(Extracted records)
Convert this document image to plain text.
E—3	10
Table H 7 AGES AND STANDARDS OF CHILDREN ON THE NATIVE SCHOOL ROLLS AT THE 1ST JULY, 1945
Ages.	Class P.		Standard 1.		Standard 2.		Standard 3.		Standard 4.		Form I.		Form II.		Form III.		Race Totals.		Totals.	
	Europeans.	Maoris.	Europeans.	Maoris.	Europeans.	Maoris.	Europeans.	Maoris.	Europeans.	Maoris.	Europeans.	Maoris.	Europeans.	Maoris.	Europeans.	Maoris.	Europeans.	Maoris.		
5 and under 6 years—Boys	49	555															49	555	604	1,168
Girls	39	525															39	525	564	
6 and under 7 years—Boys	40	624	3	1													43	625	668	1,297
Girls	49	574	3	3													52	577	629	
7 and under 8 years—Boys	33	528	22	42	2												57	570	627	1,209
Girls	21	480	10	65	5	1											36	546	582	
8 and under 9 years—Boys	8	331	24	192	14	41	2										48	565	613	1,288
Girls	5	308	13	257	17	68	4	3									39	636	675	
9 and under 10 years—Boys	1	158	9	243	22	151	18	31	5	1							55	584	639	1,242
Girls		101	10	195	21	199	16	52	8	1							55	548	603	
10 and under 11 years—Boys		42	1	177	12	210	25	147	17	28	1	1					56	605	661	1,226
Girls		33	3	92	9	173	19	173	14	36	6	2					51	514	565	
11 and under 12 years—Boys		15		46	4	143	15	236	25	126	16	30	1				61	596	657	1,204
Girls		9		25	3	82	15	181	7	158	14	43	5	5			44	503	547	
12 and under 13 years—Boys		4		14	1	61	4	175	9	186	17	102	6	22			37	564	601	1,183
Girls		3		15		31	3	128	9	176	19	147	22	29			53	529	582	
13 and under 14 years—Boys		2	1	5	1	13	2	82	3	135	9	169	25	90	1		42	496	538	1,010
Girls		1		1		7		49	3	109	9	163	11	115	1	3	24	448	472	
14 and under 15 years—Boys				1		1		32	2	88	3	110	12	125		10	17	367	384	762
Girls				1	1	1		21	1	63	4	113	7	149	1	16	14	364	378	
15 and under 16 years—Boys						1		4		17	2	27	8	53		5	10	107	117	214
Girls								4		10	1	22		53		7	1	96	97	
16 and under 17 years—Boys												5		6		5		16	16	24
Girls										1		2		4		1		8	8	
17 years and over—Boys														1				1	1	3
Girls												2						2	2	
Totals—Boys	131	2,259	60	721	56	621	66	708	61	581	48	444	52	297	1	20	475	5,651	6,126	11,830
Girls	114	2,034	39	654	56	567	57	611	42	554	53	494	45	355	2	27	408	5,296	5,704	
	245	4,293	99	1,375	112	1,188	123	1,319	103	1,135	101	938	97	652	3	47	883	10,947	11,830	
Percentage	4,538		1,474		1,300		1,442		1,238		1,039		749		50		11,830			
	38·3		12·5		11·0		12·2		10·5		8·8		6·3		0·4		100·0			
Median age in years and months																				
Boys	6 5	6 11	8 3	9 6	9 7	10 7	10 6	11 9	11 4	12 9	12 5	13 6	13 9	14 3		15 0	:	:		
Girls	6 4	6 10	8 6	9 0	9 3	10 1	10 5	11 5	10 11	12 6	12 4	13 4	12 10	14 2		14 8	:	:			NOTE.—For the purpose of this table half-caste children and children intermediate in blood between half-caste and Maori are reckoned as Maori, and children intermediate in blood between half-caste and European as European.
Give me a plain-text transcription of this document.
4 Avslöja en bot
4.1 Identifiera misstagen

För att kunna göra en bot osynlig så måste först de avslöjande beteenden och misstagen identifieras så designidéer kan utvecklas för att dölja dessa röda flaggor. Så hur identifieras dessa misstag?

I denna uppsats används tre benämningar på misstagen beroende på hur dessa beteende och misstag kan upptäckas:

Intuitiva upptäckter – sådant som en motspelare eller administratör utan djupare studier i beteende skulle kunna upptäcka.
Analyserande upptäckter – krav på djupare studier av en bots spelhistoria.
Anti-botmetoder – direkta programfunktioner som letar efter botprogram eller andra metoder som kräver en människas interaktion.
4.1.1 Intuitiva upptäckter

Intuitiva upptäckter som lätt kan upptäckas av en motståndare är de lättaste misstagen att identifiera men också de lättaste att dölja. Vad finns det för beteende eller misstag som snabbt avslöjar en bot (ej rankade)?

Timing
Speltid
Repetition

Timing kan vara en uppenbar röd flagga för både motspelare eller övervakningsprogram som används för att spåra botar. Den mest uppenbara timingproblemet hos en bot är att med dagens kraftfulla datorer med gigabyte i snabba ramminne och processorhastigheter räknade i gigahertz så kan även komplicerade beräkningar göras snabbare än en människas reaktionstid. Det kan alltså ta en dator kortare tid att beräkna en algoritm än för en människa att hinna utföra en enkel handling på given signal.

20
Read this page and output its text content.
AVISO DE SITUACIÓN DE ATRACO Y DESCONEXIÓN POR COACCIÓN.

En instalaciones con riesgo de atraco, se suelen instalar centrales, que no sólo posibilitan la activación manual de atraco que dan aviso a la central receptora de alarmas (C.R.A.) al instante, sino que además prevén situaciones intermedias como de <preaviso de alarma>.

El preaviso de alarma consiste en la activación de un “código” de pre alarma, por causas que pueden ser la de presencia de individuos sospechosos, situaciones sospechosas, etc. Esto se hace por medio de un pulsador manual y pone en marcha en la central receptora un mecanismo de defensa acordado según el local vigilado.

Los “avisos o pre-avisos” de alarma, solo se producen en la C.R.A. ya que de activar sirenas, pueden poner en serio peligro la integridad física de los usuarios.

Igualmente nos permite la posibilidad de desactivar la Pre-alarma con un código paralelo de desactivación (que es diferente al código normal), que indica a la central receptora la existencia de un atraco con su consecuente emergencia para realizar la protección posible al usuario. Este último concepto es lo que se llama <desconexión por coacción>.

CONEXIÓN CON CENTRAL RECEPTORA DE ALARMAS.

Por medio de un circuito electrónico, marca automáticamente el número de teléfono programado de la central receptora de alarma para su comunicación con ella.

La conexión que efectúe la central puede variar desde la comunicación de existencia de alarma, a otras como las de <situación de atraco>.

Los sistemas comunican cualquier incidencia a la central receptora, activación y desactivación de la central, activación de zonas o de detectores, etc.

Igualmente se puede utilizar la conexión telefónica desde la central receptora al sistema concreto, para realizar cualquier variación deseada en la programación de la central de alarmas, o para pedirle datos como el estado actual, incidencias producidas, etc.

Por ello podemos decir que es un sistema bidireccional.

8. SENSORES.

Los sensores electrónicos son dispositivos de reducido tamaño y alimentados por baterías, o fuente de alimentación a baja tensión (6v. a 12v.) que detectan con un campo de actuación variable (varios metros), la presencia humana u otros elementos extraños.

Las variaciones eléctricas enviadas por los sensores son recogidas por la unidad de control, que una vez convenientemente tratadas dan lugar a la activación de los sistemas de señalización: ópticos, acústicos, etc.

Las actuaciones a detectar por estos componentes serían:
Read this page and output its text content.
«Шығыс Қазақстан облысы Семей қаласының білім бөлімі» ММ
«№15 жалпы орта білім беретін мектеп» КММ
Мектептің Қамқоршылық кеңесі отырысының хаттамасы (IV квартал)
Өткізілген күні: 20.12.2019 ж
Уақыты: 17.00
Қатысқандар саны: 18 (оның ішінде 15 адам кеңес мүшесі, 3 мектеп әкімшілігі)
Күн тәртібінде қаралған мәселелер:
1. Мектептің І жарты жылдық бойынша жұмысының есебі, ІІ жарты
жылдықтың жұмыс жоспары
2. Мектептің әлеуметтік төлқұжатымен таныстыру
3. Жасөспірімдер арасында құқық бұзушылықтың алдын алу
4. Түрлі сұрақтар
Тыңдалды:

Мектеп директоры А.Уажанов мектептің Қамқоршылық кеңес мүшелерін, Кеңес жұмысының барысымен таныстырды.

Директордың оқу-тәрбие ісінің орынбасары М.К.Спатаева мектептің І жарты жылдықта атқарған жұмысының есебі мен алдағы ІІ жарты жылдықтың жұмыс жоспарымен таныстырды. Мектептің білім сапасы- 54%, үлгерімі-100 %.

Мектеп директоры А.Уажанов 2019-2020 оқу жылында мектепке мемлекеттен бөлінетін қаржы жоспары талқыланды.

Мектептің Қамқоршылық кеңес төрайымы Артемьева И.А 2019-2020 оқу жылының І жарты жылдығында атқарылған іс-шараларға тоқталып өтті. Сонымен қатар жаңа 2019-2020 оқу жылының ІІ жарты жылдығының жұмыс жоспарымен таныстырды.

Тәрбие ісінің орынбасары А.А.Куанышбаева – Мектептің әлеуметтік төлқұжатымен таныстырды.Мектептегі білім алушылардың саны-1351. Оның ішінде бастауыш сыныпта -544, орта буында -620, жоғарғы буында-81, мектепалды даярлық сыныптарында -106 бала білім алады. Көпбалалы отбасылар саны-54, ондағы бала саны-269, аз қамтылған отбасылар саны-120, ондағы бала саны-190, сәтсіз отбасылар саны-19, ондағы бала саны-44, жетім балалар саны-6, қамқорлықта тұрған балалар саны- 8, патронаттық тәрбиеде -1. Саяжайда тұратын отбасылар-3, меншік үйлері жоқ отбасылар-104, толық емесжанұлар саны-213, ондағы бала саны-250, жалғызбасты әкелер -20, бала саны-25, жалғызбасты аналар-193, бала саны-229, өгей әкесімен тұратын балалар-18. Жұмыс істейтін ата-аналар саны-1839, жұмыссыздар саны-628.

**Task statement**
Look through the data and gather every line with the string "this" in it.

**Exercise solution**
Convert this document image to plain text.
Girls	6 4	6 10	8 6	9 0	9 3	10 1	10 5	11 5	10 11	12 6	12 4	13 4	12 10	14 2		14 8	:	:			NOTE.—For the purpose of this table half-caste children and children intermediate in blood between half-caste and Maori are reckoned as Maori, and children intermediate in blood between half-caste and European as European.
Give me a plain-text transcription of this document.
Read this page and output its text content.
Read this page and output its text content.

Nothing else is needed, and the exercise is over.